[START Information given]
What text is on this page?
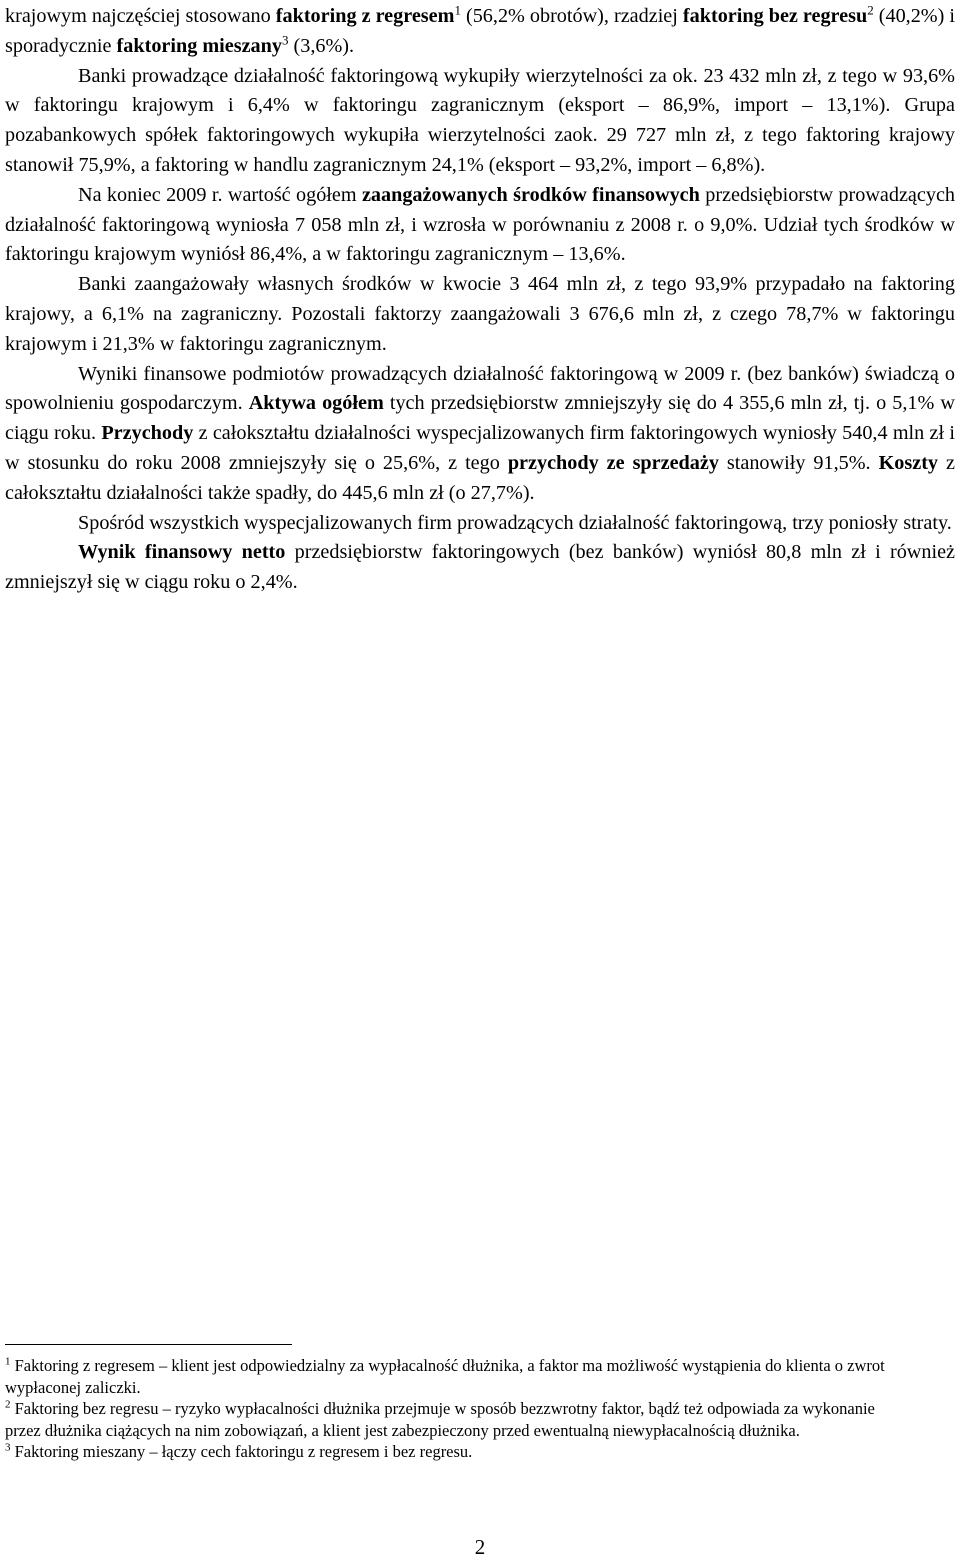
krajowym najczęściej stosowano faktoring z regresem$^1$ (56,2% obrotów), rzadziej faktoring bez regresu$^2$ (40,2%) i sporadycznie faktoring mieszany$^3$ (3,6%).

Banki prowadzące działalność faktoringową wykupiły wierzytelności za ok. 23 432 mln zł, z tego w 93,6% w faktoringu krajowym i 6,4% w faktoringu zagranicznym (eksport – 86,9%, import – 13,1%). Grupa pozabankowych spółek faktoringowych wykupiła wierzytelności zaok. 29 727 mln zł, z tego faktoring krajowy stanowił 75,9%, a faktoring w handlu zagranicznym 24,1% (eksport – 93,2%, import – 6,8%).

Na koniec 2009 r. wartość ogółem zaangażowanych środków finansowych przedsiębiorstw prowadzących działalność faktoringową wyniosła 7 058 mln zł, i wzrosła w porównaniu z 2008 r. o 9,0%. Udział tych środków w faktoringu krajowym wyniósł 86,4%, a w faktoringu zagranicznym – 13,6%.

Banki zaangażowały własnych środków w kwocie 3 464 mln zł, z tego 93,9% przypadało na faktoring krajowy, a 6,1% na zagraniczny. Pozostali faktorzy zaangażowali 3 676,6 mln zł, z czego 78,7% w faktoringu krajowym i 21,3% w faktoringu zagranicznym.

Wyniki finansowe podmiotów prowadzących działalność faktoringową w 2009 r. (bez banków) świadczą o spowolnieniu gospodarczym. Aktywa ogółem tych przedsiębiorstw zmniejszyły się do 4 355,6 mln zł, tj. o 5,1% w ciągu roku. Przychody z całokształtu działalności wyspecjalizowanych firm faktoringowych wyniosły 540,4 mln zł i w stosunku do roku 2008 zmniejszyły się o 25,6%, z tego przychody ze sprzedaży stanowiły 91,5%. Koszty z całokształtu działalności także spadły, do 445,6 mln zł (o 27,7%).

Spośród wszystkich wyspecjalizowanych firm prowadzących działalność faktoringową, trzy poniosły straty.

Wynik finansowy netto przedsiębiorstw faktoringowych (bez banków) wyniósł 80,8 mln zł i również zmniejszył się w ciągu roku o 2,4%.

$^1$ Faktoring z regresem – klient jest odpowiedzialny za wypłacalność dłużnika, a faktor ma możliwość wystąpienia do klienta o zwrot wypłaconej zaliczki.

$^2$ Faktoring bez regresu – ryzyko wypłacalności dłużnika przejmuje w sposób bezzwrotny faktor, bądź też odpowiada za wykonanie przez dłużnika ciążących na nim zobowiązań, a klient jest zabezpieczony przed ewentualną niewypłacalnością dłużnika.

$^3$ Faktoring mieszany – łączy cech faktoringu z regresem i bez regresu.

2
[END Information given]
● Brief
Make an exact copy of the data above, pictures excluded.

● Solution for this task
What text is on this page?
krajowym najczęściej stosowano faktoring z regresem$^1$ (56,2% obrotów), rzadziej faktoring bez regresu$^2$ (40,2%) i sporadycznie faktoring mieszany$^3$ (3,6%).

Banki prowadzące działalność faktoringową wykupiły wierzytelności za ok. 23 432 mln zł, z tego w 93,6% w faktoringu krajowym i 6,4% w faktoringu zagranicznym (eksport – 86,9%, import – 13,1%). Grupa pozabankowych spółek faktoringowych wykupiła wierzytelności zaok. 29 727 mln zł, z tego faktoring krajowy stanowił 75,9%, a faktoring w handlu zagranicznym 24,1% (eksport – 93,2%, import – 6,8%).

Na koniec 2009 r. wartość ogółem zaangażowanych środków finansowych przedsiębiorstw prowadzących działalność faktoringową wyniosła 7 058 mln zł, i wzrosła w porównaniu z 2008 r. o 9,0%. Udział tych środków w faktoringu krajowym wyniósł 86,4%, a w faktoringu zagranicznym – 13,6%.

Banki zaangażowały własnych środków w kwocie 3 464 mln zł, z tego 93,9% przypadało na faktoring krajowy, a 6,1% na zagraniczny. Pozostali faktorzy zaangażowali 3 676,6 mln zł, z czego 78,7% w faktoringu krajowym i 21,3% w faktoringu zagranicznym.

Wyniki finansowe podmiotów prowadzących działalność faktoringową w 2009 r. (bez banków) świadczą o spowolnieniu gospodarczym. Aktywa ogółem tych przedsiębiorstw zmniejszyły się do 4 355,6 mln zł, tj. o 5,1% w ciągu roku. Przychody z całokształtu działalności wyspecjalizowanych firm faktoringowych wyniosły 540,4 mln zł i w stosunku do roku 2008 zmniejszyły się o 25,6%, z tego przychody ze sprzedaży stanowiły 91,5%. Koszty z całokształtu działalności także spadły, do 445,6 mln zł (o 27,7%).

Spośród wszystkich wyspecjalizowanych firm prowadzących działalność faktoringową, trzy poniosły straty.

Wynik finansowy netto przedsiębiorstw faktoringowych (bez banków) wyniósł 80,8 mln zł i również zmniejszył się w ciągu roku o 2,4%.

$^1$ Faktoring z regresem – klient jest odpowiedzialny za wypłacalność dłużnika, a faktor ma możliwość wystąpienia do klienta o zwrot wypłaconej zaliczki.

$^2$ Faktoring bez regresu – ryzyko wypłacalności dłużnika przejmuje w sposób bezzwrotny faktor, bądź też odpowiada za wykonanie przez dłużnika ciążących na nim zobowiązań, a klient jest zabezpieczony przed ewentualną niewypłacalnością dłużnika.

$^3$ Faktoring mieszany – łączy cech faktoringu z regresem i bez regresu.

2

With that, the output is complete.